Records
= = = = =

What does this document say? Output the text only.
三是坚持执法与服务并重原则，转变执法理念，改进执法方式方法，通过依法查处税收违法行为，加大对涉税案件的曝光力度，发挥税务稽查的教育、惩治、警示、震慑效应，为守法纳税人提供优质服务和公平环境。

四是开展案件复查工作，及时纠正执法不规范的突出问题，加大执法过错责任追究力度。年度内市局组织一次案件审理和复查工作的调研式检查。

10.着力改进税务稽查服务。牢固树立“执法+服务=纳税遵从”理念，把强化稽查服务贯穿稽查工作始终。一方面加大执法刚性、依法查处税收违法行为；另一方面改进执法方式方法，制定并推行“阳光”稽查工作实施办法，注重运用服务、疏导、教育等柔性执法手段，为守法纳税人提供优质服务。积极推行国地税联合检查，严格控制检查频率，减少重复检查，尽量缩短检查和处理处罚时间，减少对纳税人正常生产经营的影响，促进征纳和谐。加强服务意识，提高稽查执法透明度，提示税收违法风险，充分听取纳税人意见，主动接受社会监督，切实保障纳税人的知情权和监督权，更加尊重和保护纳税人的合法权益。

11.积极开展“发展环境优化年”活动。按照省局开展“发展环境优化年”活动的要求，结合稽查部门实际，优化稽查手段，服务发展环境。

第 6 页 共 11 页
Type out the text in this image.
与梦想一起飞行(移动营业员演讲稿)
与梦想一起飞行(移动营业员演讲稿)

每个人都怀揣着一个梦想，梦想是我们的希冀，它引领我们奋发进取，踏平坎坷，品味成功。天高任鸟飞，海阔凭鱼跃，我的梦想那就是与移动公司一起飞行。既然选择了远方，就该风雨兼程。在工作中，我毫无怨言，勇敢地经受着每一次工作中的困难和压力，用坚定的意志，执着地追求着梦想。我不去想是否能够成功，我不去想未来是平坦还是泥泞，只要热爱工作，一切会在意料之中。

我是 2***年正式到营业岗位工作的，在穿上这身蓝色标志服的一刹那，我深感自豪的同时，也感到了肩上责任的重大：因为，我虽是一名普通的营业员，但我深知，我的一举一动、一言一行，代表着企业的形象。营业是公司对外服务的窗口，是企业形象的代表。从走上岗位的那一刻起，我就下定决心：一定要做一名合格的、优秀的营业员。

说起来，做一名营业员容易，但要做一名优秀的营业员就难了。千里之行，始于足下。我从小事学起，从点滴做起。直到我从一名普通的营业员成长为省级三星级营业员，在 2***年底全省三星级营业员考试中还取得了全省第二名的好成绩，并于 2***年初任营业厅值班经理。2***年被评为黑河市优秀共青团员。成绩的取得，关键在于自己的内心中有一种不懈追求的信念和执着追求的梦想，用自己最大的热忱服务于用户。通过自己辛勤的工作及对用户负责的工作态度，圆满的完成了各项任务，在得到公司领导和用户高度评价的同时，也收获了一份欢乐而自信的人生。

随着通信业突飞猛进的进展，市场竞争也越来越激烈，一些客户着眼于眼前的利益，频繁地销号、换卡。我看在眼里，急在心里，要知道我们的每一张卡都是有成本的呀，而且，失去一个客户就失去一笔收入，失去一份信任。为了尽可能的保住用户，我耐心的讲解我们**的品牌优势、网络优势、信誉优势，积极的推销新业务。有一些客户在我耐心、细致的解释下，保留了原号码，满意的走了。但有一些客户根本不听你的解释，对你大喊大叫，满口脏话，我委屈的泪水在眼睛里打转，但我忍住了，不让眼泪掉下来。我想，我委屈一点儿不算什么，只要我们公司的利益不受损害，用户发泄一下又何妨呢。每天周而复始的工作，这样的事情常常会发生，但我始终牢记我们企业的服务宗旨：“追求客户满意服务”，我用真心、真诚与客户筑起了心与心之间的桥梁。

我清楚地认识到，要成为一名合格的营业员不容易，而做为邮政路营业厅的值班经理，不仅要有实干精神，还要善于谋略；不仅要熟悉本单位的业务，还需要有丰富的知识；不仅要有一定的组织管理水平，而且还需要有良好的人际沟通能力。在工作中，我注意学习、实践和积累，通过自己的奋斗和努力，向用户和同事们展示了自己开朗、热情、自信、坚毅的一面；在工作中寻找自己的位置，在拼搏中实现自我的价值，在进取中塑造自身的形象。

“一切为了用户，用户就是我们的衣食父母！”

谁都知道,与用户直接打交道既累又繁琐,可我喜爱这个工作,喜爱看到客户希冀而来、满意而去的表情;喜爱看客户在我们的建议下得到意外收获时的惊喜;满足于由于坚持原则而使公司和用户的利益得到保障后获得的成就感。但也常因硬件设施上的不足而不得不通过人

= = = = =

What you are asked to do:
Provide all the records again, word for word.

Written response:
What does this document say? Output the text only.
三是坚持执法与服务并重原则，转变执法理念，改进执法方式方法，通过依法查处税收违法行为，加大对涉税案件的曝光力度，发挥税务稽查的教育、惩治、警示、震慑效应，为守法纳税人提供优质服务和公平环境。

四是开展案件复查工作，及时纠正执法不规范的突出问题，加大执法过错责任追究力度。年度内市局组织一次案件审理和复查工作的调研式检查。

10.着力改进税务稽查服务。牢固树立“执法+服务=纳税遵从”理念，把强化稽查服务贯穿稽查工作始终。一方面加大执法刚性、依法查处税收违法行为；另一方面改进执法方式方法，制定并推行“阳光”稽查工作实施办法，注重运用服务、疏导、教育等柔性执法手段，为守法纳税人提供优质服务。积极推行国地税联合检查，严格控制检查频率，减少重复检查，尽量缩短检查和处理处罚时间，减少对纳税人正常生产经营的影响，促进征纳和谐。加强服务意识，提高稽查执法透明度，提示税收违法风险，充分听取纳税人意见，主动接受社会监督，切实保障纳税人的知情权和监督权，更加尊重和保护纳税人的合法权益。

11.积极开展“发展环境优化年”活动。按照省局开展“发展环境优化年”活动的要求，结合稽查部门实际，优化稽查手段，服务发展环境。

第 6 页 共 11 页
Type out the text in this image.
与梦想一起飞行(移动营业员演讲稿)
与梦想一起飞行(移动营业员演讲稿)

每个人都怀揣着一个梦想，梦想是我们的希冀，它引领我们奋发进取，踏平坎坷，品味成功。天高任鸟飞，海阔凭鱼跃，我的梦想那就是与移动公司一起飞行。既然选择了远方，就该风雨兼程。在工作中，我毫无怨言，勇敢地经受着每一次工作中的困难和压力，用坚定的意志，执着地追求着梦想。我不去想是否能够成功，我不去想未来是平坦还是泥泞，只要热爱工作，一切会在意料之中。

我是 2***年正式到营业岗位工作的，在穿上这身蓝色标志服的一刹那，我深感自豪的同时，也感到了肩上责任的重大：因为，我虽是一名普通的营业员，但我深知，我的一举一动、一言一行，代表着企业的形象。营业是公司对外服务的窗口，是企业形象的代表。从走上岗位的那一刻起，我就下定决心：一定要做一名合格的、优秀的营业员。

说起来，做一名营业员容易，但要做一名优秀的营业员就难了。千里之行，始于足下。我从小事学起，从点滴做起。直到我从一名普通的营业员成长为省级三星级营业员，在 2***年底全省三星级营业员考试中还取得了全省第二名的好成绩，并于 2***年初任营业厅值班经理。2***年被评为黑河市优秀共青团员。成绩的取得，关键在于自己的内心中有一种不懈追求的信念和执着追求的梦想，用自己最大的热忱服务于用户。通过自己辛勤的工作及对用户负责的工作态度，圆满的完成了各项任务，在得到公司领导和用户高度评价的同时，也收获了一份欢乐而自信的人生。

随着通信业突飞猛进的进展，市场竞争也越来越激烈，一些客户着眼于眼前的利益，频繁地销号、换卡。我看在眼里，急在心里，要知道我们的每一张卡都是有成本的呀，而且，失去一个客户就失去一笔收入，失去一份信任。为了尽可能的保住用户，我耐心的讲解我们**的品牌优势、网络优势、信誉优势，积极的推销新业务。有一些客户在我耐心、细致的解释下，保留了原号码，满意的走了。但有一些客户根本不听你的解释，对你大喊大叫，满口脏话，我委屈的泪水在眼睛里打转，但我忍住了，不让眼泪掉下来。我想，我委屈一点儿不算什么，只要我们公司的利益不受损害，用户发泄一下又何妨呢。每天周而复始的工作，这样的事情常常会发生，但我始终牢记我们企业的服务宗旨：“追求客户满意服务”，我用真心、真诚与客户筑起了心与心之间的桥梁。

我清楚地认识到，要成为一名合格的营业员不容易，而做为邮政路营业厅的值班经理，不仅要有实干精神，还要善于谋略；不仅要熟悉本单位的业务，还需要有丰富的知识；不仅要有一定的组织管理水平，而且还需要有良好的人际沟通能力。在工作中，我注意学习、实践和积累，通过自己的奋斗和努力，向用户和同事们展示了自己开朗、热情、自信、坚毅的一面；在工作中寻找自己的位置，在拼搏中实现自我的价值，在进取中塑造自身的形象。

“一切为了用户，用户就是我们的衣食父母！”

谁都知道,与用户直接打交道既累又繁琐,可我喜爱这个工作,喜爱看到客户希冀而来、满意而去的表情;喜爱看客户在我们的建议下得到意外收获时的惊喜;满足于由于坚持原则而使公司和用户的利益得到保障后获得的成就感。但也常因硬件设施上的不足而不得不通过人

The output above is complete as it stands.